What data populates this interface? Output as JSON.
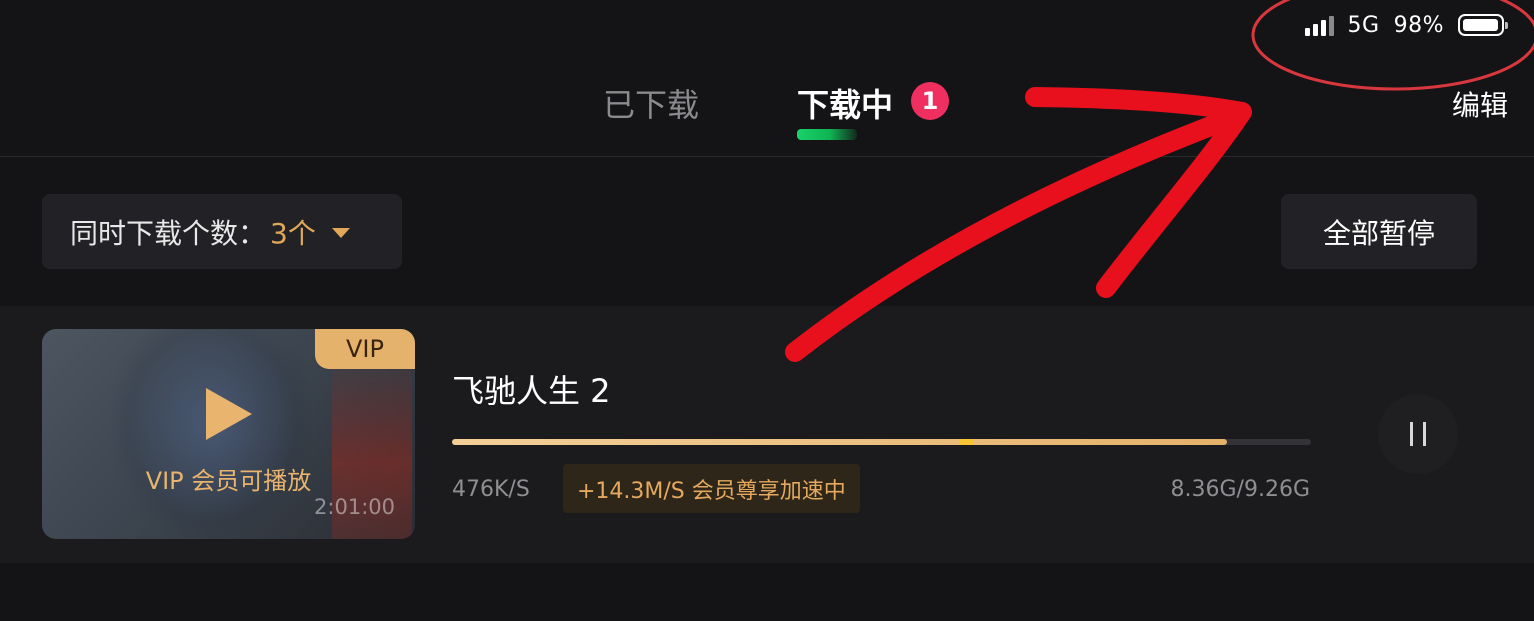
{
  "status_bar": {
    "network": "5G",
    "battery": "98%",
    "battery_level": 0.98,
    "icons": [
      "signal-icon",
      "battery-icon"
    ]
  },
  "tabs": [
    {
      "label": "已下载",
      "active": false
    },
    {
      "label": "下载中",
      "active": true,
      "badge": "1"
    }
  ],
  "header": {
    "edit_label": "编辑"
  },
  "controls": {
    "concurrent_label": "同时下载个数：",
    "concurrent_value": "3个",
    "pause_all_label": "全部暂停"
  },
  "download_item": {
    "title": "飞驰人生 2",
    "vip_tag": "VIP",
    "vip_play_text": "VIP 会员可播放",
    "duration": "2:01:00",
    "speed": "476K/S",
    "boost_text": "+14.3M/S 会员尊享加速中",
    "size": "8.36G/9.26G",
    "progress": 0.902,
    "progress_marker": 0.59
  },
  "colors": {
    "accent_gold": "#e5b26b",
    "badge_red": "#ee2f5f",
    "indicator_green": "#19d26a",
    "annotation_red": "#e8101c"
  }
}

* * *

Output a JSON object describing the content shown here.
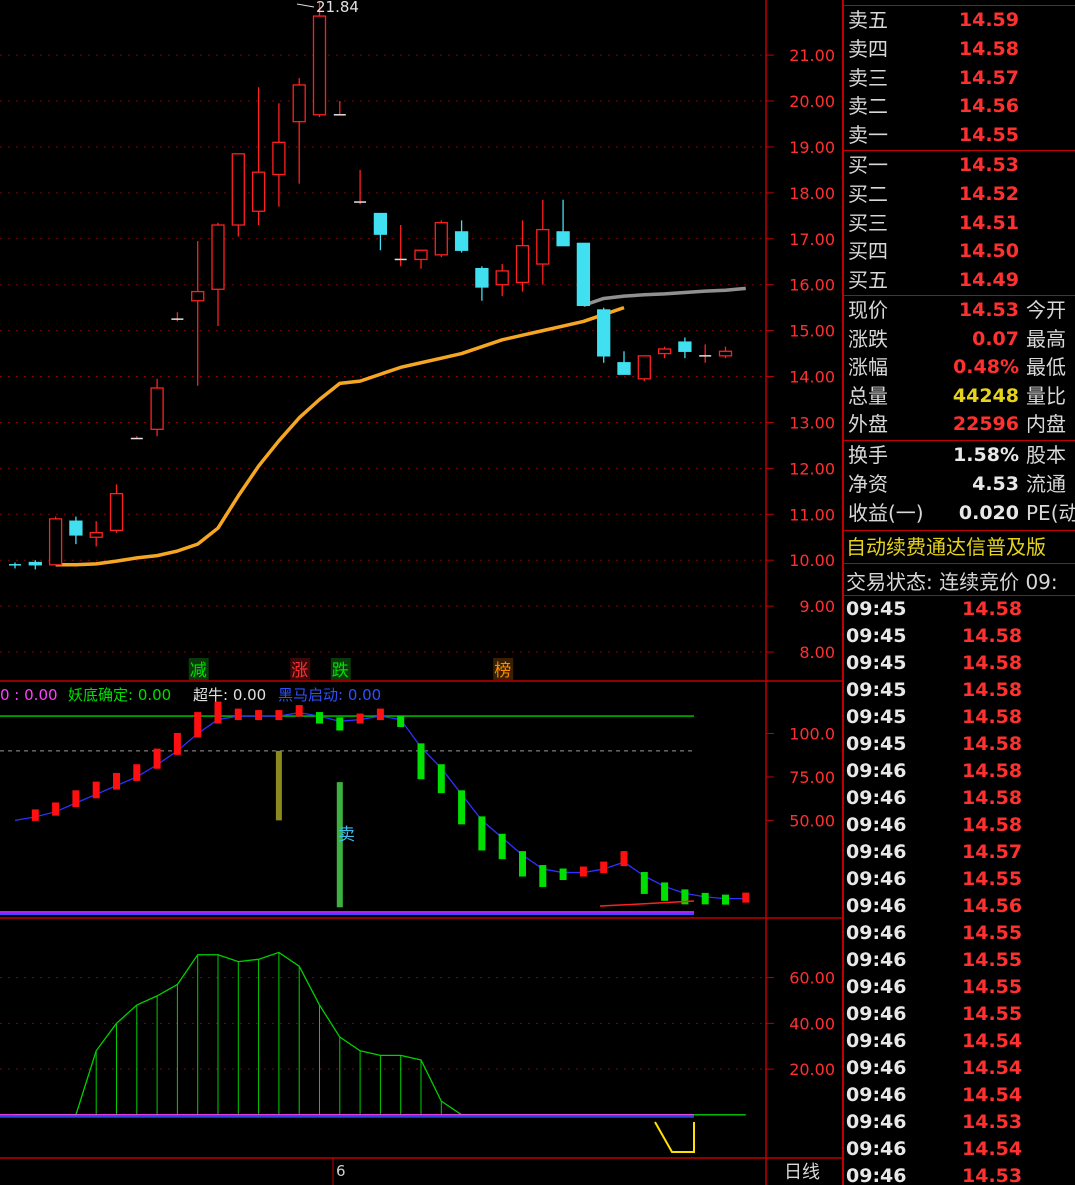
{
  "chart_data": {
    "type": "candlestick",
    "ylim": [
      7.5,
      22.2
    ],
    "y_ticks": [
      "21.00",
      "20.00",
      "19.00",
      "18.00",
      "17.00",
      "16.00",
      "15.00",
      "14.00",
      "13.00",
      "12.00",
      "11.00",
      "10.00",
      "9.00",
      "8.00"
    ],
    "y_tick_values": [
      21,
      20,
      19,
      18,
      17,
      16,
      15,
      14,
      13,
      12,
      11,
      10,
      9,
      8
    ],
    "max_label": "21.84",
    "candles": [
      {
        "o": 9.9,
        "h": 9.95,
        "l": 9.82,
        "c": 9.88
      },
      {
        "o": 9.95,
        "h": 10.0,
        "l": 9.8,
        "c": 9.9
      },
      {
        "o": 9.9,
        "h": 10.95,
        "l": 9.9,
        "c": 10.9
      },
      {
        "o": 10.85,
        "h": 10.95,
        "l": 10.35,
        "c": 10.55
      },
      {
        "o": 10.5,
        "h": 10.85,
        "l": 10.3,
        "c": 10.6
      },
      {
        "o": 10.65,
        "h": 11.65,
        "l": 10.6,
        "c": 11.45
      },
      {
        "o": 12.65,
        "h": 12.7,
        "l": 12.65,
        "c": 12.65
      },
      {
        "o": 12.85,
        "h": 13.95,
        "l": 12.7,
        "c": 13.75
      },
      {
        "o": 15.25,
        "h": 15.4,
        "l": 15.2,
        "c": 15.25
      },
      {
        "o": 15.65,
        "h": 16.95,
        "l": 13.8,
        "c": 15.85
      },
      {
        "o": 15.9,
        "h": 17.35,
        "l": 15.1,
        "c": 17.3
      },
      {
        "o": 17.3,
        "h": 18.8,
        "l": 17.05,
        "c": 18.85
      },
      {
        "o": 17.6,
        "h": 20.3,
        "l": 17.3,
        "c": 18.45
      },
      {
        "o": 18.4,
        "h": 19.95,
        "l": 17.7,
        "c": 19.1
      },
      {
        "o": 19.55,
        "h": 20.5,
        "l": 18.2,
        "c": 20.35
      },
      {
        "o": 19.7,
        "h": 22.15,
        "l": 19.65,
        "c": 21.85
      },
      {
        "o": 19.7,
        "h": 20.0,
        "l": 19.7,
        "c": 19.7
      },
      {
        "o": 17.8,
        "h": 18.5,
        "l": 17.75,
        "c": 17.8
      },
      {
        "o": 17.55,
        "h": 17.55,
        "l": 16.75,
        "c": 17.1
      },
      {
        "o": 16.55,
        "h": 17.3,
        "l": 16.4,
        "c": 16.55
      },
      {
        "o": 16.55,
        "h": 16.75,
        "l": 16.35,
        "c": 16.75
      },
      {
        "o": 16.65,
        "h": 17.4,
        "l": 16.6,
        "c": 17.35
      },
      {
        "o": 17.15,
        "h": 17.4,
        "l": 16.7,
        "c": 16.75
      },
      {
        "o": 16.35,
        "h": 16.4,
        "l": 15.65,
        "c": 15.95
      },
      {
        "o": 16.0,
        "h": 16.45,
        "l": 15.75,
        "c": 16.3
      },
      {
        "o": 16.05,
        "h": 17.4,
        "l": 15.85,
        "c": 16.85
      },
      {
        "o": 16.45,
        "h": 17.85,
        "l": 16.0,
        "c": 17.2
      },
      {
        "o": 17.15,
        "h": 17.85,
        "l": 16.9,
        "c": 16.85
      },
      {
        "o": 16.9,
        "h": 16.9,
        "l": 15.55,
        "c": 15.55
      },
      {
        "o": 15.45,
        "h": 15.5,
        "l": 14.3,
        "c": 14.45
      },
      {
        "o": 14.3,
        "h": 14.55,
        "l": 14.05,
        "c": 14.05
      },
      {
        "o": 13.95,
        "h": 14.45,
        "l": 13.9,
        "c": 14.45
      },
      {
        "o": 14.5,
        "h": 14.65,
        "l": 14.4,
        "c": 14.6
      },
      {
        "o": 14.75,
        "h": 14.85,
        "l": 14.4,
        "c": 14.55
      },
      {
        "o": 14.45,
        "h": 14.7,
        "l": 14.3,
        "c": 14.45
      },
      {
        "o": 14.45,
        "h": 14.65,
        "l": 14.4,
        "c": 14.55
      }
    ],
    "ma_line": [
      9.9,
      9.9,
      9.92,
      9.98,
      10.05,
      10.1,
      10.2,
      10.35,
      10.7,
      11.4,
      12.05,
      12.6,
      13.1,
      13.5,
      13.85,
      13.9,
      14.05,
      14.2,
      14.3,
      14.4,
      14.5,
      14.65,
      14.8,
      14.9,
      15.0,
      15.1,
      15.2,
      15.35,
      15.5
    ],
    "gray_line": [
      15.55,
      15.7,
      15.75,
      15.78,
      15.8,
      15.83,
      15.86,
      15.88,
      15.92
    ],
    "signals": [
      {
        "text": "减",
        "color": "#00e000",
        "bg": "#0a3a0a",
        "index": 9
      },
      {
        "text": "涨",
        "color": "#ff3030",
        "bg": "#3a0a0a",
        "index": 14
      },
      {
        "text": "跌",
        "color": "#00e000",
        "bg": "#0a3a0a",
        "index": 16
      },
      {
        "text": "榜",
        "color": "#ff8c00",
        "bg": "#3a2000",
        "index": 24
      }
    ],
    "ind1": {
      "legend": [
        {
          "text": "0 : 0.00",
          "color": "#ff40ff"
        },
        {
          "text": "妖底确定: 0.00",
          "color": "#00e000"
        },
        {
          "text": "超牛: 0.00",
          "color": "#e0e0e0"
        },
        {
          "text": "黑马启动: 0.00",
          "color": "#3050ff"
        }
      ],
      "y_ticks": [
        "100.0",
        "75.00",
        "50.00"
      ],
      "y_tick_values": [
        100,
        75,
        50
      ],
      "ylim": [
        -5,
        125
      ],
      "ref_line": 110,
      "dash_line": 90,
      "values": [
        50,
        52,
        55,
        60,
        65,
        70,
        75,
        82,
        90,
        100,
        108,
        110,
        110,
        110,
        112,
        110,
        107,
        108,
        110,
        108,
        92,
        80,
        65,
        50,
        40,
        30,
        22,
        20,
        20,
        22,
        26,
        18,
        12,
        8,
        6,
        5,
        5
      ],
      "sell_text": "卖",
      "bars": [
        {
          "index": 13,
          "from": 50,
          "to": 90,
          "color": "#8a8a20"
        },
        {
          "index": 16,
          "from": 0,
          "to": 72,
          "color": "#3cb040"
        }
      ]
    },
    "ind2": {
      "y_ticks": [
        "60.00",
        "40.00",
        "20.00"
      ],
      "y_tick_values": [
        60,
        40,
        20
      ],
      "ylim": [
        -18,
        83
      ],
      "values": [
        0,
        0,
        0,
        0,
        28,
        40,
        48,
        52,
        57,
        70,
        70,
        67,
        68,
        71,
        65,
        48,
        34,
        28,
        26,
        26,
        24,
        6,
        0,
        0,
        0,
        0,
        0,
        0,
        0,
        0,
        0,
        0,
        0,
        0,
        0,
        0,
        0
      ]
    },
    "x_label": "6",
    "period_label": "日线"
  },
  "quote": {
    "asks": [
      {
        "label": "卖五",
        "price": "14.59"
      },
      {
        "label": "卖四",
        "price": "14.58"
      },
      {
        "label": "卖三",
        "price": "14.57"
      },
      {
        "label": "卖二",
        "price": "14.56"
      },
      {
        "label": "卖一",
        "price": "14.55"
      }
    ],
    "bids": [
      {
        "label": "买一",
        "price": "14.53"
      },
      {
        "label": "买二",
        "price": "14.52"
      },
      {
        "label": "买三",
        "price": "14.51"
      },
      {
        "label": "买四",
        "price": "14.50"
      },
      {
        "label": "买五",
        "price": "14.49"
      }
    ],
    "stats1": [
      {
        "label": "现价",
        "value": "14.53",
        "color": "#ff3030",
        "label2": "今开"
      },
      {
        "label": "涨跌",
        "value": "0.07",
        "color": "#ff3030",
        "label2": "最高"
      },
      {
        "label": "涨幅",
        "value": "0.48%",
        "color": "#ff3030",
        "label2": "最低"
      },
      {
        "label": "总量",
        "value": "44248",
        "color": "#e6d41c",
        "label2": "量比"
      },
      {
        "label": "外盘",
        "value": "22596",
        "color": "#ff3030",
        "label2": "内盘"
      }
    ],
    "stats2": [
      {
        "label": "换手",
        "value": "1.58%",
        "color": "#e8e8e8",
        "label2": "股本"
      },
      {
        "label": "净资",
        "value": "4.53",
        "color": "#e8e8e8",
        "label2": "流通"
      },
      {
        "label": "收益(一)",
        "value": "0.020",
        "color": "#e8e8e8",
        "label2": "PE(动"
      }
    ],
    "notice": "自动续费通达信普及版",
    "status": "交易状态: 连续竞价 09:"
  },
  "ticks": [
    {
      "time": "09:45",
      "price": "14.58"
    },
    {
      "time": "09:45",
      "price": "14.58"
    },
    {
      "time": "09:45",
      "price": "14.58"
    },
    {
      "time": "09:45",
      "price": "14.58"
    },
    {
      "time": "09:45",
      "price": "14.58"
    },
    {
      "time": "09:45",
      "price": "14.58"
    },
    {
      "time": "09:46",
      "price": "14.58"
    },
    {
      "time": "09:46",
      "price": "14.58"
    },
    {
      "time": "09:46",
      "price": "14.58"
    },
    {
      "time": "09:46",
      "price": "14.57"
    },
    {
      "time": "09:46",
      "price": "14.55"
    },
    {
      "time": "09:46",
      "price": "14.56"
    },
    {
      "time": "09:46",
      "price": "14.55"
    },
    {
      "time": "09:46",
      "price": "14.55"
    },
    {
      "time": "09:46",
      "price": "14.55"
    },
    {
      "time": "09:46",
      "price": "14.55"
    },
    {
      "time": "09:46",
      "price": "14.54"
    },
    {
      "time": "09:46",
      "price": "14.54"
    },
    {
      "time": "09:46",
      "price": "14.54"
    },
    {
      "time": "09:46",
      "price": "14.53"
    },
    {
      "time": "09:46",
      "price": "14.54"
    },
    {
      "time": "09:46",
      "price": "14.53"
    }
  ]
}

#### Exercise requirements:
Which lines hold the string "index"? Copy all of them from the data above.

#### Response to this task:
        "index": 9
        "index": 14
        "index": 16
        "index": 24
          "index": 13,
          "index": 16,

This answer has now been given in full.